REQUEST — All of the records listed below should be retyped exactly.

DATA ENTRIES —

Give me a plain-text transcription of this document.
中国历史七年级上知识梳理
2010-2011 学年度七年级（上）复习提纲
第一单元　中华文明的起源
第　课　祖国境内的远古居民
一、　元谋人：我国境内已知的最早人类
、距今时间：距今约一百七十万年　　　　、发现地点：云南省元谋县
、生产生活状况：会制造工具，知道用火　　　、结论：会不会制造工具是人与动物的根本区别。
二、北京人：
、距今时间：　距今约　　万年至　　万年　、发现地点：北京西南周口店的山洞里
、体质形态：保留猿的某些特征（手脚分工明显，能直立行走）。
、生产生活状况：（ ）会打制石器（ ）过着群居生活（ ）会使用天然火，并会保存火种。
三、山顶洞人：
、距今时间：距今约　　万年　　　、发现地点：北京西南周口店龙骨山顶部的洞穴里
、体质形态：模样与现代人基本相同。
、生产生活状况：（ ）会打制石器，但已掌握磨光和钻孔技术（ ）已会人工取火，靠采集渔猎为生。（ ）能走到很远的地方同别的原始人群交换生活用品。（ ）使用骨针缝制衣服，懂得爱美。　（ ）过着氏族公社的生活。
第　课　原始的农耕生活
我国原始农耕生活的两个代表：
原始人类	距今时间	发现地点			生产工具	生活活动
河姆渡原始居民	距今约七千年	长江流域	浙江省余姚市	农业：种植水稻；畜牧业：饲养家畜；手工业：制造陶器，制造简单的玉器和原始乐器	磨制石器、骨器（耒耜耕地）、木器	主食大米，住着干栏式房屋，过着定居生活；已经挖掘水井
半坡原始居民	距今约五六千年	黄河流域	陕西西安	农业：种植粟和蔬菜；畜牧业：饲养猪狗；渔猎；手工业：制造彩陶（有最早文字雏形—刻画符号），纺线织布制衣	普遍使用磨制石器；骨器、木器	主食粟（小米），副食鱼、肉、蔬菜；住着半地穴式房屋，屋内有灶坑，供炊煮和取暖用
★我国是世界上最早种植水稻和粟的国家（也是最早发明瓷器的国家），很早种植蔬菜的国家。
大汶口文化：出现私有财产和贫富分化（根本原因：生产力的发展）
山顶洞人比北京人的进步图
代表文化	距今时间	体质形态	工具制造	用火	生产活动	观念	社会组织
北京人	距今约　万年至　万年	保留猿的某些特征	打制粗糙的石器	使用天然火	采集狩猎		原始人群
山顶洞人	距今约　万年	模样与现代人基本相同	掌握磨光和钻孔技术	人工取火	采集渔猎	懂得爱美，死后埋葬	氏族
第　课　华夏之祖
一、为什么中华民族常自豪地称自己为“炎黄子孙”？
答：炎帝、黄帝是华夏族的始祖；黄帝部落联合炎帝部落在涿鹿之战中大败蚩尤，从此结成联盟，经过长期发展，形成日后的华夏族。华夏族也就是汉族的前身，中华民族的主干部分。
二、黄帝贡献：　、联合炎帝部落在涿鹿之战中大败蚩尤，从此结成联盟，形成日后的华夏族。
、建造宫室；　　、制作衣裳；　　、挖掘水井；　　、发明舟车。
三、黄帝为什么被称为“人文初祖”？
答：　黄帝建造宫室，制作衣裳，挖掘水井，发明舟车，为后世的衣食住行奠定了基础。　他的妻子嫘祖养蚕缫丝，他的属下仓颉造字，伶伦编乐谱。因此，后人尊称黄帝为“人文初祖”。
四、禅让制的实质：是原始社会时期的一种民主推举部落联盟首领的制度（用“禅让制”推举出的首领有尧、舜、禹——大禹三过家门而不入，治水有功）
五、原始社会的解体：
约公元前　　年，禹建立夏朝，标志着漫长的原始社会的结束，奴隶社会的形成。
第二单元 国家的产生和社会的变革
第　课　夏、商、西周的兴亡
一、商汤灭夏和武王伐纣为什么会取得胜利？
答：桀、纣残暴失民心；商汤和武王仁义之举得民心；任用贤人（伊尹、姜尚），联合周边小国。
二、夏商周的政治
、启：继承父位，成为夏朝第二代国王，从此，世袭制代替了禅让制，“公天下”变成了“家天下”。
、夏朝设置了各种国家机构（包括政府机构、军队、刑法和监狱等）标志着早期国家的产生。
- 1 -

THE RESULT —
Give me a plain-text transcription of this document.
中国历史七年级上知识梳理
2010-2011 学年度七年级（上）复习提纲
第一单元　中华文明的起源
第　课　祖国境内的远古居民
一、　元谋人：我国境内已知的最早人类
、距今时间：距今约一百七十万年　　　　、发现地点：云南省元谋县
、生产生活状况：会制造工具，知道用火　　　、结论：会不会制造工具是人与动物的根本区别。
二、北京人：
、距今时间：　距今约　　万年至　　万年　、发现地点：北京西南周口店的山洞里
、体质形态：保留猿的某些特征（手脚分工明显，能直立行走）。
、生产生活状况：（ ）会打制石器（ ）过着群居生活（ ）会使用天然火，并会保存火种。
三、山顶洞人：
、距今时间：距今约　　万年　　　、发现地点：北京西南周口店龙骨山顶部的洞穴里
、体质形态：模样与现代人基本相同。
、生产生活状况：（ ）会打制石器，但已掌握磨光和钻孔技术（ ）已会人工取火，靠采集渔猎为生。（ ）能走到很远的地方同别的原始人群交换生活用品。（ ）使用骨针缝制衣服，懂得爱美。　（ ）过着氏族公社的生活。
第　课　原始的农耕生活
我国原始农耕生活的两个代表：
原始人类	距今时间	发现地点			生产工具	生活活动
河姆渡原始居民	距今约七千年	长江流域	浙江省余姚市	农业：种植水稻；畜牧业：饲养家畜；手工业：制造陶器，制造简单的玉器和原始乐器	磨制石器、骨器（耒耜耕地）、木器	主食大米，住着干栏式房屋，过着定居生活；已经挖掘水井
半坡原始居民	距今约五六千年	黄河流域	陕西西安	农业：种植粟和蔬菜；畜牧业：饲养猪狗；渔猎；手工业：制造彩陶（有最早文字雏形—刻画符号），纺线织布制衣	普遍使用磨制石器；骨器、木器	主食粟（小米），副食鱼、肉、蔬菜；住着半地穴式房屋，屋内有灶坑，供炊煮和取暖用
★我国是世界上最早种植水稻和粟的国家（也是最早发明瓷器的国家），很早种植蔬菜的国家。
大汶口文化：出现私有财产和贫富分化（根本原因：生产力的发展）
山顶洞人比北京人的进步图
代表文化	距今时间	体质形态	工具制造	用火	生产活动	观念	社会组织
北京人	距今约　万年至　万年	保留猿的某些特征	打制粗糙的石器	使用天然火	采集狩猎		原始人群
山顶洞人	距今约　万年	模样与现代人基本相同	掌握磨光和钻孔技术	人工取火	采集渔猎	懂得爱美，死后埋葬	氏族
第　课　华夏之祖
一、为什么中华民族常自豪地称自己为“炎黄子孙”？
答：炎帝、黄帝是华夏族的始祖；黄帝部落联合炎帝部落在涿鹿之战中大败蚩尤，从此结成联盟，经过长期发展，形成日后的华夏族。华夏族也就是汉族的前身，中华民族的主干部分。
二、黄帝贡献：　、联合炎帝部落在涿鹿之战中大败蚩尤，从此结成联盟，形成日后的华夏族。
、建造宫室；　　、制作衣裳；　　、挖掘水井；　　、发明舟车。
三、黄帝为什么被称为“人文初祖”？
答：　黄帝建造宫室，制作衣裳，挖掘水井，发明舟车，为后世的衣食住行奠定了基础。　他的妻子嫘祖养蚕缫丝，他的属下仓颉造字，伶伦编乐谱。因此，后人尊称黄帝为“人文初祖”。
四、禅让制的实质：是原始社会时期的一种民主推举部落联盟首领的制度（用“禅让制”推举出的首领有尧、舜、禹——大禹三过家门而不入，治水有功）
五、原始社会的解体：
约公元前　　年，禹建立夏朝，标志着漫长的原始社会的结束，奴隶社会的形成。
第二单元 国家的产生和社会的变革
第　课　夏、商、西周的兴亡
一、商汤灭夏和武王伐纣为什么会取得胜利？
答：桀、纣残暴失民心；商汤和武王仁义之举得民心；任用贤人（伊尹、姜尚），联合周边小国。
二、夏商周的政治
、启：继承父位，成为夏朝第二代国王，从此，世袭制代替了禅让制，“公天下”变成了“家天下”。
、夏朝设置了各种国家机构（包括政府机构、军队、刑法和监狱等）标志着早期国家的产生。
- 1 -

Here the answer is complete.